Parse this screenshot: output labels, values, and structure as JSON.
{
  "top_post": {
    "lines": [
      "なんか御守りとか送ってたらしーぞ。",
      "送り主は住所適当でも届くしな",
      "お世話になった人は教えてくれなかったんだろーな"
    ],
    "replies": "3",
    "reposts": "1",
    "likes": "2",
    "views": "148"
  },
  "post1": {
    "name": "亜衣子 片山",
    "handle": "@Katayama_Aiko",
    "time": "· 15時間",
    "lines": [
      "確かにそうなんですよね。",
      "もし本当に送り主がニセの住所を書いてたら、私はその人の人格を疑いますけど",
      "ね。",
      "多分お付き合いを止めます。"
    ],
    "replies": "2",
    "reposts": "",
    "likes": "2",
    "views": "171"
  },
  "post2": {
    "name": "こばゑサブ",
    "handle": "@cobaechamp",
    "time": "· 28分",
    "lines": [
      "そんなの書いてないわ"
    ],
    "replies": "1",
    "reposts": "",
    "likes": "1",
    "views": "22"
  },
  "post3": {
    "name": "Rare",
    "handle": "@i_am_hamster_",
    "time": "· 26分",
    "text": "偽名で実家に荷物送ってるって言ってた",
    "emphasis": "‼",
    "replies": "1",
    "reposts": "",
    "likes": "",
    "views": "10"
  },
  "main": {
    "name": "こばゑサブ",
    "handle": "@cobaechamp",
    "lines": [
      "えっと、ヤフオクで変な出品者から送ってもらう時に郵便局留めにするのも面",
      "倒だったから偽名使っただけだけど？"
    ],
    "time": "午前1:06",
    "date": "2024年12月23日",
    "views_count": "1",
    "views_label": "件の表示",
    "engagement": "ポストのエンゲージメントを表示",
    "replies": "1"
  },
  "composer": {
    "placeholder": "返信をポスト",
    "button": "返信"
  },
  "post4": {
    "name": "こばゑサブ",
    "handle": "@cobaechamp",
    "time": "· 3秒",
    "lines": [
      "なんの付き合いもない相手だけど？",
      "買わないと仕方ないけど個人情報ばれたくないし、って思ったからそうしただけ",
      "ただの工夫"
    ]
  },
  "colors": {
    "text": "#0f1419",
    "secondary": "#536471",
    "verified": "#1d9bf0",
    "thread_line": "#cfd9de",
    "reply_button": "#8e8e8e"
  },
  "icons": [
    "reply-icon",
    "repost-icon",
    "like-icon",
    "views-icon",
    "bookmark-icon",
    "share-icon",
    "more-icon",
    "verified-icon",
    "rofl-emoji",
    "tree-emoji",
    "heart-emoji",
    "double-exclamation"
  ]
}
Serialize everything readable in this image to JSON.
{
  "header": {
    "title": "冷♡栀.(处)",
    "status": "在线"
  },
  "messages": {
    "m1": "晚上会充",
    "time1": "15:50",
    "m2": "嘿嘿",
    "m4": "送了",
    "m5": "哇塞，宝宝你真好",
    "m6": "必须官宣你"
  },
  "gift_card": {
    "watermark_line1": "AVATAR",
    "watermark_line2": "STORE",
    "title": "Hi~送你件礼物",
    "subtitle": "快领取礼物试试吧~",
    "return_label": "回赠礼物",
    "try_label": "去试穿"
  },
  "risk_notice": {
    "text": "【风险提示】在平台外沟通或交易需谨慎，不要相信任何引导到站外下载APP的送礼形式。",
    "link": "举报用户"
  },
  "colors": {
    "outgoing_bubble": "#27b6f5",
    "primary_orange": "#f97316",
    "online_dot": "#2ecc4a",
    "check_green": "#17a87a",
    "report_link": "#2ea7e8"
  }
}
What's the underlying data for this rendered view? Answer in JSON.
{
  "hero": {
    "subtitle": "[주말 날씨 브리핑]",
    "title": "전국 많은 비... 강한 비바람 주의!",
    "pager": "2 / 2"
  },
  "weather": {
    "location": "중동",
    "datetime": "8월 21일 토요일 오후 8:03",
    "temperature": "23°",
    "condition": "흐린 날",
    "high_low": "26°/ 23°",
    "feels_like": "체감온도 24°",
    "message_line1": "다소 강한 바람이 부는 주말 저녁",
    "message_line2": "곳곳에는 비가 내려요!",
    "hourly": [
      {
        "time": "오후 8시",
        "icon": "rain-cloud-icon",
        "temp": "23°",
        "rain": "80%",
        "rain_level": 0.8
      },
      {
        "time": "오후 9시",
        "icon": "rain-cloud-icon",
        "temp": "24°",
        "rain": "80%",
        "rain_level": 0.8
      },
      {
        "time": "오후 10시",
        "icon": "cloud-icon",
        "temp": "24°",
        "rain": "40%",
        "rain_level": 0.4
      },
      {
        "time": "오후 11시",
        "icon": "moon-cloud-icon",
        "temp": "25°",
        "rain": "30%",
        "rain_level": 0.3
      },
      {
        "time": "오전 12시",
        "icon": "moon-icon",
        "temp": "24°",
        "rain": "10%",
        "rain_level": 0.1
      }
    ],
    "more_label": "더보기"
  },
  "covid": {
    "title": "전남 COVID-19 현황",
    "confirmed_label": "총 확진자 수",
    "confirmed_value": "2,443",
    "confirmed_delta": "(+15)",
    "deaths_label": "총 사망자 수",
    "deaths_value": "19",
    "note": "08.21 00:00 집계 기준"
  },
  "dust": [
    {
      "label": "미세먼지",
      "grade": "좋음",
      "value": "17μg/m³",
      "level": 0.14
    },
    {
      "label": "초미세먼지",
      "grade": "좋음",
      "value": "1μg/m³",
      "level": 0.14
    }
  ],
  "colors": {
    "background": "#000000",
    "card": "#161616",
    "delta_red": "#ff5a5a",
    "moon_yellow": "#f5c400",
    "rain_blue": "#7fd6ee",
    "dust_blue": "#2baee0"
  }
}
■ ■ ■ ■
Extract the full set of entries word for word.

FULL RESPONSE:
Parse this screenshot: output labels, values, and structure as JSON.
{
  "top_post": {
    "lines": [
      "なんか御守りとか送ってたらしーぞ。",
      "送り主は住所適当でも届くしな",
      "お世話になった人は教えてくれなかったんだろーな"
    ],
    "replies": "3",
    "reposts": "1",
    "likes": "2",
    "views": "148"
  },
  "post1": {
    "name": "亜衣子 片山",
    "handle": "@Katayama_Aiko",
    "time": "· 15時間",
    "lines": [
      "確かにそうなんですよね。",
      "もし本当に送り主がニセの住所を書いてたら、私はその人の人格を疑いますけど",
      "ね。",
      "多分お付き合いを止めます。"
    ],
    "replies": "2",
    "reposts": "",
    "likes": "2",
    "views": "171"
  },
  "post2": {
    "name": "こばゑサブ",
    "handle": "@cobaechamp",
    "time": "· 28分",
    "lines": [
      "そんなの書いてないわ"
    ],
    "replies": "1",
    "reposts": "",
    "likes": "1",
    "views": "22"
  },
  "post3": {
    "name": "Rare",
    "handle": "@i_am_hamster_",
    "time": "· 26分",
    "text": "偽名で実家に荷物送ってるって言ってた",
    "emphasis": "‼",
    "replies": "1",
    "reposts": "",
    "likes": "",
    "views": "10"
  },
  "main": {
    "name": "こばゑサブ",
    "handle": "@cobaechamp",
    "lines": [
      "えっと、ヤフオクで変な出品者から送ってもらう時に郵便局留めにするのも面",
      "倒だったから偽名使っただけだけど？"
    ],
    "time": "午前1:06",
    "date": "2024年12月23日",
    "views_count": "1",
    "views_label": "件の表示",
    "engagement": "ポストのエンゲージメントを表示",
    "replies": "1"
  },
  "composer": {
    "placeholder": "返信をポスト",
    "button": "返信"
  },
  "post4": {
    "name": "こばゑサブ",
    "handle": "@cobaechamp",
    "time": "· 3秒",
    "lines": [
      "なんの付き合いもない相手だけど？",
      "買わないと仕方ないけど個人情報ばれたくないし、って思ったからそうしただけ",
      "ただの工夫"
    ]
  },
  "colors": {
    "text": "#0f1419",
    "secondary": "#536471",
    "verified": "#1d9bf0",
    "thread_line": "#cfd9de",
    "reply_button": "#8e8e8e"
  },
  "icons": [
    "reply-icon",
    "repost-icon",
    "like-icon",
    "views-icon",
    "bookmark-icon",
    "share-icon",
    "more-icon",
    "verified-icon",
    "rofl-emoji",
    "tree-emoji",
    "heart-emoji",
    "double-exclamation"
  ]
}
Serialize everything readable in this image to JSON.
{
  "header": {
    "title": "冷♡栀.(处)",
    "status": "在线"
  },
  "messages": {
    "m1": "晚上会充",
    "time1": "15:50",
    "m2": "嘿嘿",
    "m4": "送了",
    "m5": "哇塞，宝宝你真好",
    "m6": "必须官宣你"
  },
  "gift_card": {
    "watermark_line1": "AVATAR",
    "watermark_line2": "STORE",
    "title": "Hi~送你件礼物",
    "subtitle": "快领取礼物试试吧~",
    "return_label": "回赠礼物",
    "try_label": "去试穿"
  },
  "risk_notice": {
    "text": "【风险提示】在平台外沟通或交易需谨慎，不要相信任何引导到站外下载APP的送礼形式。",
    "link": "举报用户"
  },
  "colors": {
    "outgoing_bubble": "#27b6f5",
    "primary_orange": "#f97316",
    "online_dot": "#2ecc4a",
    "check_green": "#17a87a",
    "report_link": "#2ea7e8"
  }
}
What's the underlying data for this rendered view? Answer in JSON.
{
  "hero": {
    "subtitle": "[주말 날씨 브리핑]",
    "title": "전국 많은 비... 강한 비바람 주의!",
    "pager": "2 / 2"
  },
  "weather": {
    "location": "중동",
    "datetime": "8월 21일 토요일 오후 8:03",
    "temperature": "23°",
    "condition": "흐린 날",
    "high_low": "26°/ 23°",
    "feels_like": "체감온도 24°",
    "message_line1": "다소 강한 바람이 부는 주말 저녁",
    "message_line2": "곳곳에는 비가 내려요!",
    "hourly": [
      {
        "time": "오후 8시",
        "icon": "rain-cloud-icon",
        "temp": "23°",
        "rain": "80%",
        "rain_level": 0.8
      },
      {
        "time": "오후 9시",
        "icon": "rain-cloud-icon",
        "temp": "24°",
        "rain": "80%",
        "rain_level": 0.8
      },
      {
        "time": "오후 10시",
        "icon": "cloud-icon",
        "temp": "24°",
        "rain": "40%",
        "rain_level": 0.4
      },
      {
        "time": "오후 11시",
        "icon": "moon-cloud-icon",
        "temp": "25°",
        "rain": "30%",
        "rain_level": 0.3
      },
      {
        "time": "오전 12시",
        "icon": "moon-icon",
        "temp": "24°",
        "rain": "10%",
        "rain_level": 0.1
      }
    ],
    "more_label": "더보기"
  },
  "covid": {
    "title": "전남 COVID-19 현황",
    "confirmed_label": "총 확진자 수",
    "confirmed_value": "2,443",
    "confirmed_delta": "(+15)",
    "deaths_label": "총 사망자 수",
    "deaths_value": "19",
    "note": "08.21 00:00 집계 기준"
  },
  "dust": [
    {
      "label": "미세먼지",
      "grade": "좋음",
      "value": "17μg/m³",
      "level": 0.14
    },
    {
      "label": "초미세먼지",
      "grade": "좋음",
      "value": "1μg/m³",
      "level": 0.14
    }
  ],
  "colors": {
    "background": "#000000",
    "card": "#161616",
    "delta_red": "#ff5a5a",
    "moon_yellow": "#f5c400",
    "rain_blue": "#7fd6ee",
    "dust_blue": "#2baee0"
  }
}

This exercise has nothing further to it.